# The input:
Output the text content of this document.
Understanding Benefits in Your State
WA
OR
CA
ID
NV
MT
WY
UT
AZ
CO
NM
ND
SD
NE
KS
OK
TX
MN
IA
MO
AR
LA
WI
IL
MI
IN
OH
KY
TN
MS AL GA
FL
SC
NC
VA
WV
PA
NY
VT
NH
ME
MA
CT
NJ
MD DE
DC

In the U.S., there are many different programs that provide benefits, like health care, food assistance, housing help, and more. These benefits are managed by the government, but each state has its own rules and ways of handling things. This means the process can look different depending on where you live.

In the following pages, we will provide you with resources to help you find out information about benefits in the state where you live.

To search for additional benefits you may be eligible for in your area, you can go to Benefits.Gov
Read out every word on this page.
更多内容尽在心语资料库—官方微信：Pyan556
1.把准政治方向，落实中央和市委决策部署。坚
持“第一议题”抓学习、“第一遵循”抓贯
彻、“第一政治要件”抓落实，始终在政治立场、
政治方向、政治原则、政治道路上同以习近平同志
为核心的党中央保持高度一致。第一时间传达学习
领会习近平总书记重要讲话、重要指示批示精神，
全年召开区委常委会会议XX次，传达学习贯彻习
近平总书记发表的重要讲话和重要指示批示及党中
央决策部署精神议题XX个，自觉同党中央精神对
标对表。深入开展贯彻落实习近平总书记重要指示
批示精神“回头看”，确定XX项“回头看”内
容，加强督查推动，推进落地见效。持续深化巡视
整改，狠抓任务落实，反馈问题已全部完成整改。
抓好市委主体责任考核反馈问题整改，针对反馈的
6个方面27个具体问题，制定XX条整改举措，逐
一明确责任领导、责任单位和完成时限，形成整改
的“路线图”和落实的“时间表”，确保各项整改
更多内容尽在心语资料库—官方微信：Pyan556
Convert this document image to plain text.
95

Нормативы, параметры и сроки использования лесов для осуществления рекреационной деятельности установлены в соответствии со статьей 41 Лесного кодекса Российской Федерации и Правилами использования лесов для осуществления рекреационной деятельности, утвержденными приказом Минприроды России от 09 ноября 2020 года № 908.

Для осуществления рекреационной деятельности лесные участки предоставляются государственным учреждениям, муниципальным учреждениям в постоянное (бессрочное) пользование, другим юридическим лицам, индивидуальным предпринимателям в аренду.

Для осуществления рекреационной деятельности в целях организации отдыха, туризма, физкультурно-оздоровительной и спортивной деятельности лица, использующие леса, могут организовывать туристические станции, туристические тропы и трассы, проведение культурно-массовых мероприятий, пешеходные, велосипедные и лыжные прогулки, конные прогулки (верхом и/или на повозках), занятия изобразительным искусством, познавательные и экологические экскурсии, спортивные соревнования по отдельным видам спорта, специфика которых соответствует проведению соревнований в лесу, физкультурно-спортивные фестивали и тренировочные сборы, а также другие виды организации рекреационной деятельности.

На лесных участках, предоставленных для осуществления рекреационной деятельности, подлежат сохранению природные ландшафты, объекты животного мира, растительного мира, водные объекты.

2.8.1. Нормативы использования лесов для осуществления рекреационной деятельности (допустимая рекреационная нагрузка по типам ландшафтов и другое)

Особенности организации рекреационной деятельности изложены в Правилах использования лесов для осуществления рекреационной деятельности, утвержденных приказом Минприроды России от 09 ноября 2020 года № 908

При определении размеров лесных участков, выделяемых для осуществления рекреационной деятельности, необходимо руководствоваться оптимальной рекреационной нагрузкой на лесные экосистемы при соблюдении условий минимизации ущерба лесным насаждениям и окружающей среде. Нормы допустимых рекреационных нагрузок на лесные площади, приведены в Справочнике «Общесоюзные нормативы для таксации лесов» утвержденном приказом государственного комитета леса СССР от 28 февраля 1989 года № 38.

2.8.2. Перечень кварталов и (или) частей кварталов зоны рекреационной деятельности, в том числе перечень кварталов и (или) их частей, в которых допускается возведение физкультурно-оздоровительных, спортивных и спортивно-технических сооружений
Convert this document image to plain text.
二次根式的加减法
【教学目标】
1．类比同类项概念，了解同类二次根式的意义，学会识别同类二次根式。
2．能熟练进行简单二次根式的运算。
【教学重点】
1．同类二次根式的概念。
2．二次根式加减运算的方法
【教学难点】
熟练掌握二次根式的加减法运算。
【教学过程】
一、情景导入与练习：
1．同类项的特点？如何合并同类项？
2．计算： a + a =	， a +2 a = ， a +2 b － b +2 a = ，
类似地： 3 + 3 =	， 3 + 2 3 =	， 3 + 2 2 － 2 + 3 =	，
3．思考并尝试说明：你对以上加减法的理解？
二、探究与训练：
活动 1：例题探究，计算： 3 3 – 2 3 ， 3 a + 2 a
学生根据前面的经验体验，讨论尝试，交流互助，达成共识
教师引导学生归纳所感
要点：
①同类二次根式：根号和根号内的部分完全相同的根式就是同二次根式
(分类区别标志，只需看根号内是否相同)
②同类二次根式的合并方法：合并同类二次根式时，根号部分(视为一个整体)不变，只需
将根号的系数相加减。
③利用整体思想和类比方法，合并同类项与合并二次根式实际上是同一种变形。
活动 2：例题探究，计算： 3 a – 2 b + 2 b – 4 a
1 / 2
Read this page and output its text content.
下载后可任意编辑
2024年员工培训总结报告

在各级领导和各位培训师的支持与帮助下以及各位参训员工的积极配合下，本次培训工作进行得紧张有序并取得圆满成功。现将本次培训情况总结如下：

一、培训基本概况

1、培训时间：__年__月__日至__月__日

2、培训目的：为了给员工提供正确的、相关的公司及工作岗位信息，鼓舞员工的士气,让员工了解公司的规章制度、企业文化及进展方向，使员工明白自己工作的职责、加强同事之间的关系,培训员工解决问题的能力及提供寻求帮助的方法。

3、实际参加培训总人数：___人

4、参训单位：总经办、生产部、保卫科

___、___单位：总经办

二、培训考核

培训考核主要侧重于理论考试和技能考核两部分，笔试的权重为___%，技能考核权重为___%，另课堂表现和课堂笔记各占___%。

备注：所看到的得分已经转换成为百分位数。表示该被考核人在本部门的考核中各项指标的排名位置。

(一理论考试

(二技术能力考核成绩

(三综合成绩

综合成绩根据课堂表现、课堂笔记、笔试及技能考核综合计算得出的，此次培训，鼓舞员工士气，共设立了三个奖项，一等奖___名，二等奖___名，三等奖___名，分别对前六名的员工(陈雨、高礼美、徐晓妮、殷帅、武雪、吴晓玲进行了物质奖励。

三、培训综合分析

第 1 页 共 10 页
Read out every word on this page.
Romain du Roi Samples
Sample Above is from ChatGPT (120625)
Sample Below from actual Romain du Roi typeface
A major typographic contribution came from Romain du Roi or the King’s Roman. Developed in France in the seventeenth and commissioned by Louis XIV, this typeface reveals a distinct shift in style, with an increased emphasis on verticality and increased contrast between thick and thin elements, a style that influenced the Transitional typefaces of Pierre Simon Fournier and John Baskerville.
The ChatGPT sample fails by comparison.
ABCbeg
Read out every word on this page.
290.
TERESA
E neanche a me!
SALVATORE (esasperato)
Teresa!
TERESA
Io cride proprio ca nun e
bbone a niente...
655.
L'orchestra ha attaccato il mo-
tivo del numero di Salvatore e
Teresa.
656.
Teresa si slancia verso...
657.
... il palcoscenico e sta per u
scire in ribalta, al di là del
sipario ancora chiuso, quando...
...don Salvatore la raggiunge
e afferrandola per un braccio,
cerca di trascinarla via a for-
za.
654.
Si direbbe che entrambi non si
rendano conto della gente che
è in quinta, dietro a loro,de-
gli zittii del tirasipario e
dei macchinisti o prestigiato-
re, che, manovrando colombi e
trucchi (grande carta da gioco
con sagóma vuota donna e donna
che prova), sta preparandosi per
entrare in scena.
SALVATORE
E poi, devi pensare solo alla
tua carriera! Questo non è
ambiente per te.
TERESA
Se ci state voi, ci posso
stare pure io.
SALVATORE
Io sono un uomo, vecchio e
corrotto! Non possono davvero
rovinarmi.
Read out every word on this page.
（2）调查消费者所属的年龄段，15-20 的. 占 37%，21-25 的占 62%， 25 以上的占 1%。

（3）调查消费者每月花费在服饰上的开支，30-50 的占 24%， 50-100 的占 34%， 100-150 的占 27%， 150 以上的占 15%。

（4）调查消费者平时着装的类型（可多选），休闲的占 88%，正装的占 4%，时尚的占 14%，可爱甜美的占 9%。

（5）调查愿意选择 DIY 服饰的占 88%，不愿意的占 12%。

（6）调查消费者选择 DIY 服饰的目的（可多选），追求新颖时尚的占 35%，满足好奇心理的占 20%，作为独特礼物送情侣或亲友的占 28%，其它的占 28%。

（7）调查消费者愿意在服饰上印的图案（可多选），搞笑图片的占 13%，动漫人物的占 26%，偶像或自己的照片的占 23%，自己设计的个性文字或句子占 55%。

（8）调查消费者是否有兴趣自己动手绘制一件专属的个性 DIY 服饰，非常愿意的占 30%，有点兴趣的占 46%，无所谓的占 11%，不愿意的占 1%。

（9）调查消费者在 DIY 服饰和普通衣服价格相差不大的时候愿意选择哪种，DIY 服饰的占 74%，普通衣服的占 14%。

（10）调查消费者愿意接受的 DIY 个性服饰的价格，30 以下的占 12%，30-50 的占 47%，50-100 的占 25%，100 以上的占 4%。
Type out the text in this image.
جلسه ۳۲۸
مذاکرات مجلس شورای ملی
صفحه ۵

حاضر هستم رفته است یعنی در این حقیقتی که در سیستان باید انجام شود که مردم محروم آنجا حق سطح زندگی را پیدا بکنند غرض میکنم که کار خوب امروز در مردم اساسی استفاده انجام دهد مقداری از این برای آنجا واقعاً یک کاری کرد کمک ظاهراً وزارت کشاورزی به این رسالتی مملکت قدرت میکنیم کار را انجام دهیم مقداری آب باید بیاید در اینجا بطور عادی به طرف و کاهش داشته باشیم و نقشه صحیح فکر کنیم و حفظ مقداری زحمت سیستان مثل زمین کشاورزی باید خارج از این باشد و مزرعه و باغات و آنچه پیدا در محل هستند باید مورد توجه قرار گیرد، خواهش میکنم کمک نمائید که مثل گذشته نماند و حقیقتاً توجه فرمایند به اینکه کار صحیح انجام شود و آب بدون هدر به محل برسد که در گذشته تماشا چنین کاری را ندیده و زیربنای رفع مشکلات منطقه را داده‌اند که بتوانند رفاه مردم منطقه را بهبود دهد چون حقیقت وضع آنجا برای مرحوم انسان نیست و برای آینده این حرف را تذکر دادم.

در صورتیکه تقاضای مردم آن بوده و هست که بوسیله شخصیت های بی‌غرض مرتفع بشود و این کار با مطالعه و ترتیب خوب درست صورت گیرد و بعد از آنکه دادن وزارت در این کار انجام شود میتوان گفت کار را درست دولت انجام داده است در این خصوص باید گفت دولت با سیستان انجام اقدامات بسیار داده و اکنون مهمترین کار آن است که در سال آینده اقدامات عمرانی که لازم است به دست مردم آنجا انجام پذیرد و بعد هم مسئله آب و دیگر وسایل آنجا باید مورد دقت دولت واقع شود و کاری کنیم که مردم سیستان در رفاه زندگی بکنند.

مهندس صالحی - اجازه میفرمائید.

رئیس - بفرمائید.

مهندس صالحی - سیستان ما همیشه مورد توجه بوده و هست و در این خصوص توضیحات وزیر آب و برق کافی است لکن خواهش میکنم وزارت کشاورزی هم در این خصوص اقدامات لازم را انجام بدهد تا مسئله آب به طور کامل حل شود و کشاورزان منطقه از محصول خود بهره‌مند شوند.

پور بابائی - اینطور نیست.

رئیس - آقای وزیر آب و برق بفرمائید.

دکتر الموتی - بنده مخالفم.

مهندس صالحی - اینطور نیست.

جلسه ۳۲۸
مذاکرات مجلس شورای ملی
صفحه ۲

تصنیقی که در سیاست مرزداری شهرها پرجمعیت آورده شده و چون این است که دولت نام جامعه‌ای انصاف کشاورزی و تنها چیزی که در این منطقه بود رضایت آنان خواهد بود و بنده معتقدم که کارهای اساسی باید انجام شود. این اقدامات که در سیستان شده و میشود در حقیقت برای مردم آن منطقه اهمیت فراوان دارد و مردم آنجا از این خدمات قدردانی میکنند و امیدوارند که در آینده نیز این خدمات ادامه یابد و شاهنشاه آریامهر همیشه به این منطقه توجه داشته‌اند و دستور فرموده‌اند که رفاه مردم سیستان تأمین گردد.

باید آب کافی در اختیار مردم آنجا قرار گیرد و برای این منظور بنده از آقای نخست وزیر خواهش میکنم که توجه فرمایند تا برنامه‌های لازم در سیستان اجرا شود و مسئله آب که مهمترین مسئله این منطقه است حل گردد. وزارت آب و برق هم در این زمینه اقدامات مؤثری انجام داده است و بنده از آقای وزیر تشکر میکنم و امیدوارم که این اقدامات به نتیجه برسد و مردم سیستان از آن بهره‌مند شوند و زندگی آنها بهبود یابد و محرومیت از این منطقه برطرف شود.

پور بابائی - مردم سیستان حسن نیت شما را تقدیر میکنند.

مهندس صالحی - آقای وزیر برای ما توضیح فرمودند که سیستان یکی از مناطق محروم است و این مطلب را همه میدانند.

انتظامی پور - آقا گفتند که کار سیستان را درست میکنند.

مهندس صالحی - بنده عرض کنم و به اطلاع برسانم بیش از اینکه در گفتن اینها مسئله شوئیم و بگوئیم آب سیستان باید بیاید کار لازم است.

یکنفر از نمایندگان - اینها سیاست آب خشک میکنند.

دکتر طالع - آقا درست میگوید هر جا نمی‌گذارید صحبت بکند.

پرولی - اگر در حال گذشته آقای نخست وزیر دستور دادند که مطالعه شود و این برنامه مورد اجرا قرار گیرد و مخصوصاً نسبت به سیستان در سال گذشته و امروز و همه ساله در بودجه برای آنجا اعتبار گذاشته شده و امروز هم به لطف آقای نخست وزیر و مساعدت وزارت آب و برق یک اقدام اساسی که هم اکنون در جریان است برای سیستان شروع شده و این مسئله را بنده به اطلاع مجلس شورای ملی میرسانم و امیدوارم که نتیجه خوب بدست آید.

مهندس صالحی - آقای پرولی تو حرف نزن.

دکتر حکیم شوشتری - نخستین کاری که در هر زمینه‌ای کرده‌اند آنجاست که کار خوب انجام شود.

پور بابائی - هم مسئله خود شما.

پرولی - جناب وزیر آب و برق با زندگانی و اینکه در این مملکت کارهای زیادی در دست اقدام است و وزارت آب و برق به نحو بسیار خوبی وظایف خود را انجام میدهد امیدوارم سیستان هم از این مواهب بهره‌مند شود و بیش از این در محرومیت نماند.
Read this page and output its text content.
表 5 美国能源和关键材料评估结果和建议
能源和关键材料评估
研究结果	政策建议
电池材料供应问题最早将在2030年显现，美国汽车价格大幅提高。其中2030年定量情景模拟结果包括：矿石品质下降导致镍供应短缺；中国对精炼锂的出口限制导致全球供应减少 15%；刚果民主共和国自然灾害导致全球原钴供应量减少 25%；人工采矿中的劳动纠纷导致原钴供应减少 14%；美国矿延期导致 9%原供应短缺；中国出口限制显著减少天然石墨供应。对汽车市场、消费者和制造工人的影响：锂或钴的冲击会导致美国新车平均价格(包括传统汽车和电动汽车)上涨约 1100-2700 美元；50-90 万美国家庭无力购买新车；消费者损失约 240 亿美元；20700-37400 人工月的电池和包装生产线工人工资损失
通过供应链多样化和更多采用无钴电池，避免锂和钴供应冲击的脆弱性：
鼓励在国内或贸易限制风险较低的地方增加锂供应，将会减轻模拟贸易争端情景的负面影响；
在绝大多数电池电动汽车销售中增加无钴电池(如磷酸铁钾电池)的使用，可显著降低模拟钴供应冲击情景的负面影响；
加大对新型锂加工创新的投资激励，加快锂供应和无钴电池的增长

# Task directions:
List each line of the records that holds the string "همیشه".

# Correct result:
مهندس صالحی - سیستان ما همیشه مورد توجه بوده و هست و در این خصوص توضیحات وزیر آب و برق کافی است لکن خواهش میکنم وزارت کشاورزی هم در این خصوص اقدامات لازم را انجام بدهد تا مسئله آب به طور کامل حل شود و کشاورزان منطقه از محصول خود بهره‌مند شوند.
تصنیقی که در سیاست مرزداری شهرها پرجمعیت آورده شده و چون این است که دولت نام جامعه‌ای انصاف کشاورزی و تنها چیزی که در این منطقه بود رضایت آنان خواهد بود و بنده معتقدم که کارهای اساسی باید انجام شود. این اقدامات که در سیستان شده و میشود در حقیقت برای مردم آن منطقه اهمیت فراوان دارد و مردم آنجا از این خدمات قدردانی میکنند و امیدوارند که در آینده نیز این خدمات ادامه یابد و شاهنشاه آریامهر همیشه به این منطقه توجه داشته‌اند و دستور فرموده‌اند که رفاه مردم سیستان تأمین گردد.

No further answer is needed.